─── INPUT DATA ───

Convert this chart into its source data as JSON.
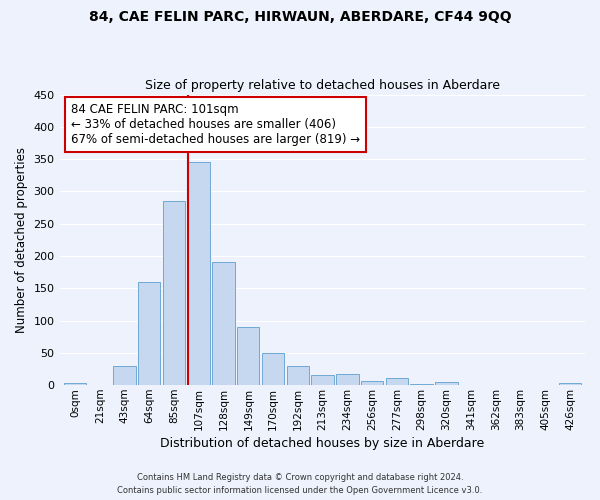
{
  "title": "84, CAE FELIN PARC, HIRWAUN, ABERDARE, CF44 9QQ",
  "subtitle": "Size of property relative to detached houses in Aberdare",
  "xlabel": "Distribution of detached houses by size in Aberdare",
  "ylabel": "Number of detached properties",
  "bar_color": "#c5d8f0",
  "bar_edge_color": "#6fa8d4",
  "background_color": "#edf2fc",
  "grid_color": "#ffffff",
  "categories": [
    "0sqm",
    "21sqm",
    "43sqm",
    "64sqm",
    "85sqm",
    "107sqm",
    "128sqm",
    "149sqm",
    "170sqm",
    "192sqm",
    "213sqm",
    "234sqm",
    "256sqm",
    "277sqm",
    "298sqm",
    "320sqm",
    "341sqm",
    "362sqm",
    "383sqm",
    "405sqm",
    "426sqm"
  ],
  "values": [
    3,
    0,
    30,
    160,
    285,
    345,
    190,
    90,
    50,
    30,
    15,
    18,
    6,
    11,
    2,
    5,
    1,
    1,
    1,
    0,
    4
  ],
  "ylim": [
    0,
    450
  ],
  "yticks": [
    0,
    50,
    100,
    150,
    200,
    250,
    300,
    350,
    400,
    450
  ],
  "property_line_idx": 5,
  "property_line_color": "#cc0000",
  "annotation_line1": "84 CAE FELIN PARC: 101sqm",
  "annotation_line2": "← 33% of detached houses are smaller (406)",
  "annotation_line3": "67% of semi-detached houses are larger (819) →",
  "annotation_box_color": "#ffffff",
  "annotation_box_edge_color": "#cc0000",
  "footer_line1": "Contains HM Land Registry data © Crown copyright and database right 2024.",
  "footer_line2": "Contains public sector information licensed under the Open Government Licence v3.0."
}
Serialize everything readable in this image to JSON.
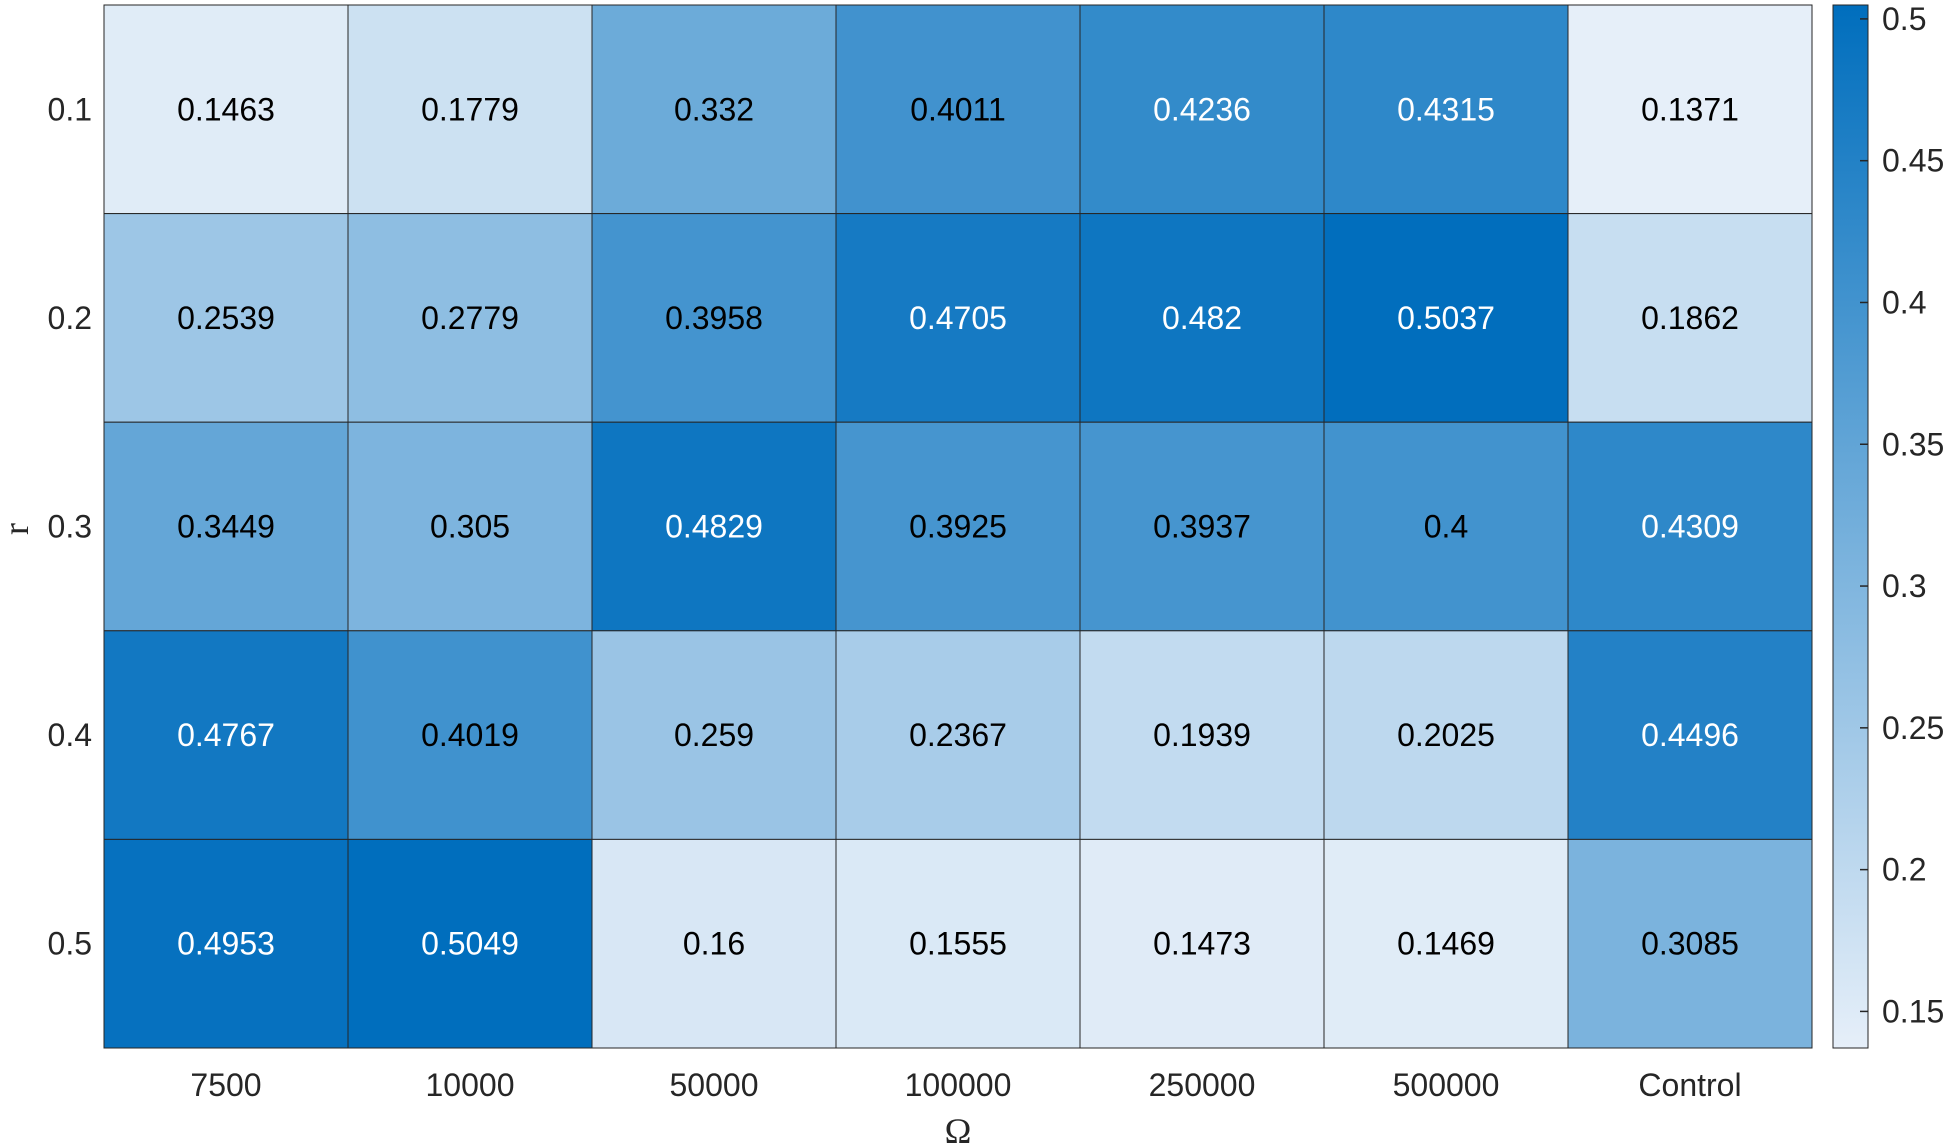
{
  "chart_data": {
    "type": "heatmap",
    "title": "",
    "xlabel": "Ω",
    "ylabel": "r",
    "x_categories": [
      "7500",
      "10000",
      "50000",
      "100000",
      "250000",
      "500000",
      "Control"
    ],
    "y_categories": [
      "0.1",
      "0.2",
      "0.3",
      "0.4",
      "0.5"
    ],
    "values": [
      [
        0.1463,
        0.1779,
        0.332,
        0.4011,
        0.4236,
        0.4315,
        0.1371
      ],
      [
        0.2539,
        0.2779,
        0.3958,
        0.4705,
        0.482,
        0.5037,
        0.1862
      ],
      [
        0.3449,
        0.305,
        0.4829,
        0.3925,
        0.3937,
        0.4,
        0.4309
      ],
      [
        0.4767,
        0.4019,
        0.259,
        0.2367,
        0.1939,
        0.2025,
        0.4496
      ],
      [
        0.4953,
        0.5049,
        0.16,
        0.1555,
        0.1473,
        0.1469,
        0.3085
      ]
    ],
    "value_labels": [
      [
        "0.1463",
        "0.1779",
        "0.332",
        "0.4011",
        "0.4236",
        "0.4315",
        "0.1371"
      ],
      [
        "0.2539",
        "0.2779",
        "0.3958",
        "0.4705",
        "0.482",
        "0.5037",
        "0.1862"
      ],
      [
        "0.3449",
        "0.305",
        "0.4829",
        "0.3925",
        "0.3937",
        "0.4",
        "0.4309"
      ],
      [
        "0.4767",
        "0.4019",
        "0.259",
        "0.2367",
        "0.1939",
        "0.2025",
        "0.4496"
      ],
      [
        "0.4953",
        "0.5049",
        "0.16",
        "0.1555",
        "0.1473",
        "0.1469",
        "0.3085"
      ]
    ],
    "colorbar": {
      "range": [
        0.1371,
        0.5049
      ],
      "ticks": [
        0.15,
        0.2,
        0.25,
        0.3,
        0.35,
        0.4,
        0.45,
        0.5
      ],
      "tick_labels": [
        "0.15",
        "0.2",
        "0.25",
        "0.3",
        "0.35",
        "0.4",
        "0.45",
        "0.5"
      ],
      "color_low": "#e6eff9",
      "color_high": "#006ebd"
    },
    "text_color_dark": "#000000",
    "text_color_light": "#ffffff",
    "grid": true
  }
}
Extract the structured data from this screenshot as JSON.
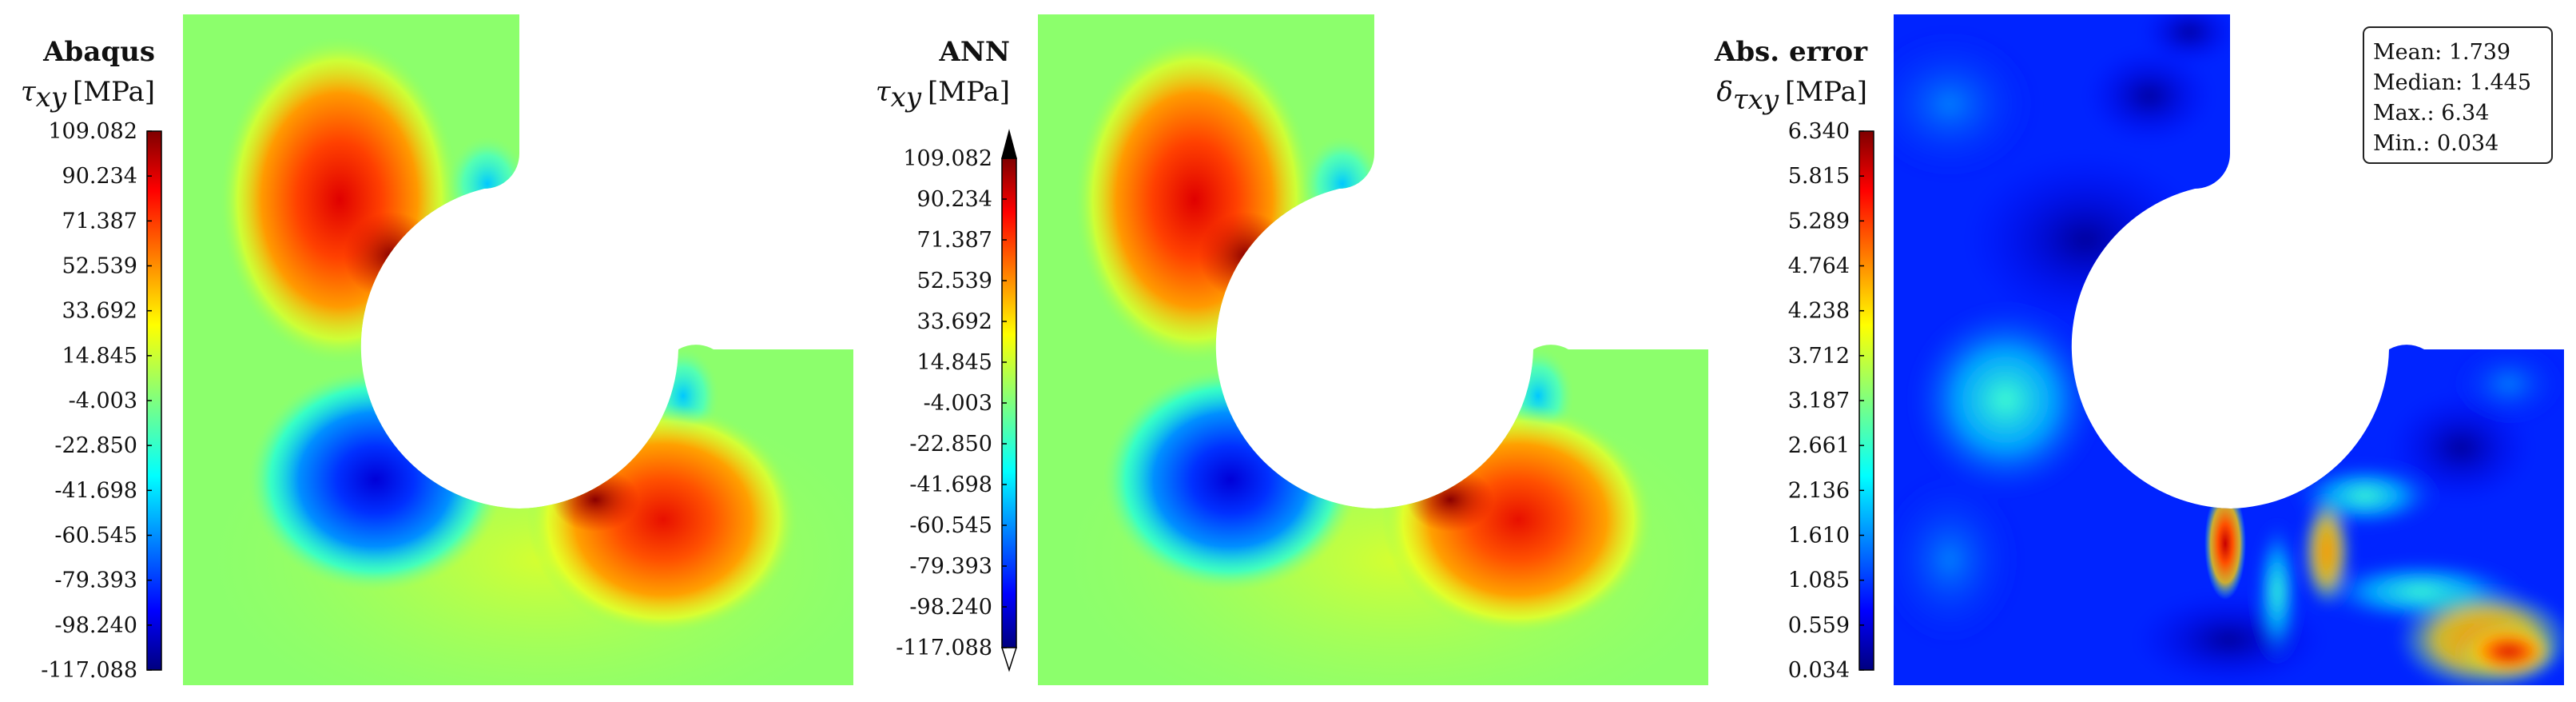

───

Pull out all lines in the data above that include "ffffff".

THE RESPONSE:
  "grid_color": "#ffffff",
  "annotation_box_color": "#ffffff",
    "text_color_light": "#ffffff",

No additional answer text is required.